**EXERCISE BRIEF:** Return all of the lines below exactly as they are.

— START —

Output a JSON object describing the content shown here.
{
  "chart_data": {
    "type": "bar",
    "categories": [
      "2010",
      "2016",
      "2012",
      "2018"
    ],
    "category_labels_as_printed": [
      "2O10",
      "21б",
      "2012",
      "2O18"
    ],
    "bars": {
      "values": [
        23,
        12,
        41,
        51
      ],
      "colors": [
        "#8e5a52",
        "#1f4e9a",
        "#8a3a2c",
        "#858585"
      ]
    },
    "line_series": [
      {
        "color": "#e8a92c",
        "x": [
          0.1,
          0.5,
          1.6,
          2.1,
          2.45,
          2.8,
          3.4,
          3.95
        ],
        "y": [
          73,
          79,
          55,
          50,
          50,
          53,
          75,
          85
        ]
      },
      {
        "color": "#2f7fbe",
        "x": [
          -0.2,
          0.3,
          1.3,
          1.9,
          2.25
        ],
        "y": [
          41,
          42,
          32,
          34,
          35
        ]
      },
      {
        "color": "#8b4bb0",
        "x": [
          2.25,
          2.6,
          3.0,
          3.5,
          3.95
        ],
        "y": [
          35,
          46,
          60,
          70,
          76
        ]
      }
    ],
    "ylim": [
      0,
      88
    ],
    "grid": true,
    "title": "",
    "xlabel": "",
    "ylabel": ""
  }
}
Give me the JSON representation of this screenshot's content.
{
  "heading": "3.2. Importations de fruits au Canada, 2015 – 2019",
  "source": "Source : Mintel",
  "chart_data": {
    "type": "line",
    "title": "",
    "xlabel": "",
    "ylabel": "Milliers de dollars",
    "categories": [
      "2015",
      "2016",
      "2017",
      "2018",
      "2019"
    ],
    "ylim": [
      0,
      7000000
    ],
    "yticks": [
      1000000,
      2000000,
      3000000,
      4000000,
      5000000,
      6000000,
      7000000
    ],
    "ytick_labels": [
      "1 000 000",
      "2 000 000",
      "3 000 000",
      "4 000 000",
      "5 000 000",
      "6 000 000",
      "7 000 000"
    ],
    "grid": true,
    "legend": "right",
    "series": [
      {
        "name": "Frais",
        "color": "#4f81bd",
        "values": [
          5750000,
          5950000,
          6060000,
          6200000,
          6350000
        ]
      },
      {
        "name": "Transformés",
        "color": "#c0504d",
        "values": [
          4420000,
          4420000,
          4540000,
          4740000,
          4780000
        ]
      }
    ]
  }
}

— END —

**SOLUTION:**
Output a JSON object describing the content shown here.
{
  "chart_data": {
    "type": "bar",
    "categories": [
      "2010",
      "2016",
      "2012",
      "2018"
    ],
    "category_labels_as_printed": [
      "2O10",
      "21б",
      "2012",
      "2O18"
    ],
    "bars": {
      "values": [
        23,
        12,
        41,
        51
      ],
      "colors": [
        "#8e5a52",
        "#1f4e9a",
        "#8a3a2c",
        "#858585"
      ]
    },
    "line_series": [
      {
        "color": "#e8a92c",
        "x": [
          0.1,
          0.5,
          1.6,
          2.1,
          2.45,
          2.8,
          3.4,
          3.95
        ],
        "y": [
          73,
          79,
          55,
          50,
          50,
          53,
          75,
          85
        ]
      },
      {
        "color": "#2f7fbe",
        "x": [
          -0.2,
          0.3,
          1.3,
          1.9,
          2.25
        ],
        "y": [
          41,
          42,
          32,
          34,
          35
        ]
      },
      {
        "color": "#8b4bb0",
        "x": [
          2.25,
          2.6,
          3.0,
          3.5,
          3.95
        ],
        "y": [
          35,
          46,
          60,
          70,
          76
        ]
      }
    ],
    "ylim": [
      0,
      88
    ],
    "grid": true,
    "title": "",
    "xlabel": "",
    "ylabel": ""
  }
}
Give me the JSON representation of this screenshot's content.
{
  "heading": "3.2. Importations de fruits au Canada, 2015 – 2019",
  "source": "Source : Mintel",
  "chart_data": {
    "type": "line",
    "title": "",
    "xlabel": "",
    "ylabel": "Milliers de dollars",
    "categories": [
      "2015",
      "2016",
      "2017",
      "2018",
      "2019"
    ],
    "ylim": [
      0,
      7000000
    ],
    "yticks": [
      1000000,
      2000000,
      3000000,
      4000000,
      5000000,
      6000000,
      7000000
    ],
    "ytick_labels": [
      "1 000 000",
      "2 000 000",
      "3 000 000",
      "4 000 000",
      "5 000 000",
      "6 000 000",
      "7 000 000"
    ],
    "grid": true,
    "legend": "right",
    "series": [
      {
        "name": "Frais",
        "color": "#4f81bd",
        "values": [
          5750000,
          5950000,
          6060000,
          6200000,
          6350000
        ]
      },
      {
        "name": "Transformés",
        "color": "#c0504d",
        "values": [
          4420000,
          4420000,
          4540000,
          4740000,
          4780000
        ]
      }
    ]
  }
}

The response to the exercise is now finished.